Extracted data entries
** begin **
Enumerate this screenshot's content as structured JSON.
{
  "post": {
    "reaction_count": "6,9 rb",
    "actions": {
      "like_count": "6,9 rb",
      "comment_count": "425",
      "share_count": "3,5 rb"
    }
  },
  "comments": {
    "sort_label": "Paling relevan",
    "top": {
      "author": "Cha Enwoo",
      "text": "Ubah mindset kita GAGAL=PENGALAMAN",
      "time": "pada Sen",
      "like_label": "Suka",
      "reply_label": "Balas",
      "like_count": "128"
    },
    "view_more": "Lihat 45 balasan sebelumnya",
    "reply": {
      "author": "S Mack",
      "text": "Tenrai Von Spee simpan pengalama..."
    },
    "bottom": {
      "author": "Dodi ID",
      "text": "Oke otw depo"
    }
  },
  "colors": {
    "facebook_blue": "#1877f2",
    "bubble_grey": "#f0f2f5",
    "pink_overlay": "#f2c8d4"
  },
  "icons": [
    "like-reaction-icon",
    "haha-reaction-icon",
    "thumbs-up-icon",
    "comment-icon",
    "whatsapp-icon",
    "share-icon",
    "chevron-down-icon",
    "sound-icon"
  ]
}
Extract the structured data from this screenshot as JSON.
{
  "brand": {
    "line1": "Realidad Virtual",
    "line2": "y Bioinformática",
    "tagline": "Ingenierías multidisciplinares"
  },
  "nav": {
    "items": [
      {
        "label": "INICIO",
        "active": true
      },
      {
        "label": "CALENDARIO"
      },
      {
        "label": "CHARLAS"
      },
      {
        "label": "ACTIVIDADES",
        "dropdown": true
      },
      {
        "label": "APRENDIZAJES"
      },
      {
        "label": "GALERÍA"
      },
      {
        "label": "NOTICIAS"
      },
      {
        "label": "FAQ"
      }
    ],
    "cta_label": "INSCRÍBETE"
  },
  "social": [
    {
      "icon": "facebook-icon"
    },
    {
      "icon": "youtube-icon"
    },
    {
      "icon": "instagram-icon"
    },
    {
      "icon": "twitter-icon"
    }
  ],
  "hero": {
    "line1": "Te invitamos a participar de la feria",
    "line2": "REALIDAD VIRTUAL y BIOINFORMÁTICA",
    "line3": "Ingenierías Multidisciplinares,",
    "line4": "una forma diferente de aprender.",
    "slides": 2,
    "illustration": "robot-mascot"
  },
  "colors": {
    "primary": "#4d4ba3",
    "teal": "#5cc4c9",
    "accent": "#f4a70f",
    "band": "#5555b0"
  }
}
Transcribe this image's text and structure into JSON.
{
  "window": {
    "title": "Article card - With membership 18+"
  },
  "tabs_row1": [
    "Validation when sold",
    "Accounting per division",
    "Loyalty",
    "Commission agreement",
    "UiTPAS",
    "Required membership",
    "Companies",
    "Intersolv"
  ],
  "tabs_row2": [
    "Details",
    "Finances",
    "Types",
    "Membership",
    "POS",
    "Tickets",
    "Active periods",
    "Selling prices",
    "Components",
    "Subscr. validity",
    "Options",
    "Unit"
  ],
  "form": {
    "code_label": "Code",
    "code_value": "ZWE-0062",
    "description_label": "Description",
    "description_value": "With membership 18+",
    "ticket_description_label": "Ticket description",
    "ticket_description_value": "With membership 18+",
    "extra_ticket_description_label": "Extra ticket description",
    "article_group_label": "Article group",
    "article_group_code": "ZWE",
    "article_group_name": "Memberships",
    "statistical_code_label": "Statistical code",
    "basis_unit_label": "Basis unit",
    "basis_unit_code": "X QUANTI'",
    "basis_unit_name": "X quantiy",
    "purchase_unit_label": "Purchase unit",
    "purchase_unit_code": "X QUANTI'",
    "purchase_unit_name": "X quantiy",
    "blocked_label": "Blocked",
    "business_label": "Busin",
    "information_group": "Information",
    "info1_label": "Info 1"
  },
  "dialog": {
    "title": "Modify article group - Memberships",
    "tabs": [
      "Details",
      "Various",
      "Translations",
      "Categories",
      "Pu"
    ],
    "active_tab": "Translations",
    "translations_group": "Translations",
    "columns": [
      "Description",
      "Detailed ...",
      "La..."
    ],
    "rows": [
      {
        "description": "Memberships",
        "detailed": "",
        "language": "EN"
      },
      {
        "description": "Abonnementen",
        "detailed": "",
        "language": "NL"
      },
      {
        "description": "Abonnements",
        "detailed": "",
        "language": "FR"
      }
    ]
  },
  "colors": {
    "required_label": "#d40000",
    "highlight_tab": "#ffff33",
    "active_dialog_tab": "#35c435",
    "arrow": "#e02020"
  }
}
** end **
Exercise prompt
Your task is to repeat each line of the material exactly.

Worked solution
Enumerate this screenshot's content as structured JSON.
{
  "post": {
    "reaction_count": "6,9 rb",
    "actions": {
      "like_count": "6,9 rb",
      "comment_count": "425",
      "share_count": "3,5 rb"
    }
  },
  "comments": {
    "sort_label": "Paling relevan",
    "top": {
      "author": "Cha Enwoo",
      "text": "Ubah mindset kita GAGAL=PENGALAMAN",
      "time": "pada Sen",
      "like_label": "Suka",
      "reply_label": "Balas",
      "like_count": "128"
    },
    "view_more": "Lihat 45 balasan sebelumnya",
    "reply": {
      "author": "S Mack",
      "text": "Tenrai Von Spee simpan pengalama..."
    },
    "bottom": {
      "author": "Dodi ID",
      "text": "Oke otw depo"
    }
  },
  "colors": {
    "facebook_blue": "#1877f2",
    "bubble_grey": "#f0f2f5",
    "pink_overlay": "#f2c8d4"
  },
  "icons": [
    "like-reaction-icon",
    "haha-reaction-icon",
    "thumbs-up-icon",
    "comment-icon",
    "whatsapp-icon",
    "share-icon",
    "chevron-down-icon",
    "sound-icon"
  ]
}
Extract the structured data from this screenshot as JSON.
{
  "brand": {
    "line1": "Realidad Virtual",
    "line2": "y Bioinformática",
    "tagline": "Ingenierías multidisciplinares"
  },
  "nav": {
    "items": [
      {
        "label": "INICIO",
        "active": true
      },
      {
        "label": "CALENDARIO"
      },
      {
        "label": "CHARLAS"
      },
      {
        "label": "ACTIVIDADES",
        "dropdown": true
      },
      {
        "label": "APRENDIZAJES"
      },
      {
        "label": "GALERÍA"
      },
      {
        "label": "NOTICIAS"
      },
      {
        "label": "FAQ"
      }
    ],
    "cta_label": "INSCRÍBETE"
  },
  "social": [
    {
      "icon": "facebook-icon"
    },
    {
      "icon": "youtube-icon"
    },
    {
      "icon": "instagram-icon"
    },
    {
      "icon": "twitter-icon"
    }
  ],
  "hero": {
    "line1": "Te invitamos a participar de la feria",
    "line2": "REALIDAD VIRTUAL y BIOINFORMÁTICA",
    "line3": "Ingenierías Multidisciplinares,",
    "line4": "una forma diferente de aprender.",
    "slides": 2,
    "illustration": "robot-mascot"
  },
  "colors": {
    "primary": "#4d4ba3",
    "teal": "#5cc4c9",
    "accent": "#f4a70f",
    "band": "#5555b0"
  }
}
Transcribe this image's text and structure into JSON.
{
  "window": {
    "title": "Article card - With membership 18+"
  },
  "tabs_row1": [
    "Validation when sold",
    "Accounting per division",
    "Loyalty",
    "Commission agreement",
    "UiTPAS",
    "Required membership",
    "Companies",
    "Intersolv"
  ],
  "tabs_row2": [
    "Details",
    "Finances",
    "Types",
    "Membership",
    "POS",
    "Tickets",
    "Active periods",
    "Selling prices",
    "Components",
    "Subscr. validity",
    "Options",
    "Unit"
  ],
  "form": {
    "code_label": "Code",
    "code_value": "ZWE-0062",
    "description_label": "Description",
    "description_value": "With membership 18+",
    "ticket_description_label": "Ticket description",
    "ticket_description_value": "With membership 18+",
    "extra_ticket_description_label": "Extra ticket description",
    "article_group_label": "Article group",
    "article_group_code": "ZWE",
    "article_group_name": "Memberships",
    "statistical_code_label": "Statistical code",
    "basis_unit_label": "Basis unit",
    "basis_unit_code": "X QUANTI'",
    "basis_unit_name": "X quantiy",
    "purchase_unit_label": "Purchase unit",
    "purchase_unit_code": "X QUANTI'",
    "purchase_unit_name": "X quantiy",
    "blocked_label": "Blocked",
    "business_label": "Busin",
    "information_group": "Information",
    "info1_label": "Info 1"
  },
  "dialog": {
    "title": "Modify article group - Memberships",
    "tabs": [
      "Details",
      "Various",
      "Translations",
      "Categories",
      "Pu"
    ],
    "active_tab": "Translations",
    "translations_group": "Translations",
    "columns": [
      "Description",
      "Detailed ...",
      "La..."
    ],
    "rows": [
      {
        "description": "Memberships",
        "detailed": "",
        "language": "EN"
      },
      {
        "description": "Abonnementen",
        "detailed": "",
        "language": "NL"
      },
      {
        "description": "Abonnements",
        "detailed": "",
        "language": "FR"
      }
    ]
  },
  "colors": {
    "required_label": "#d40000",
    "highlight_tab": "#ffff33",
    "active_dialog_tab": "#35c435",
    "arrow": "#e02020"
  }
}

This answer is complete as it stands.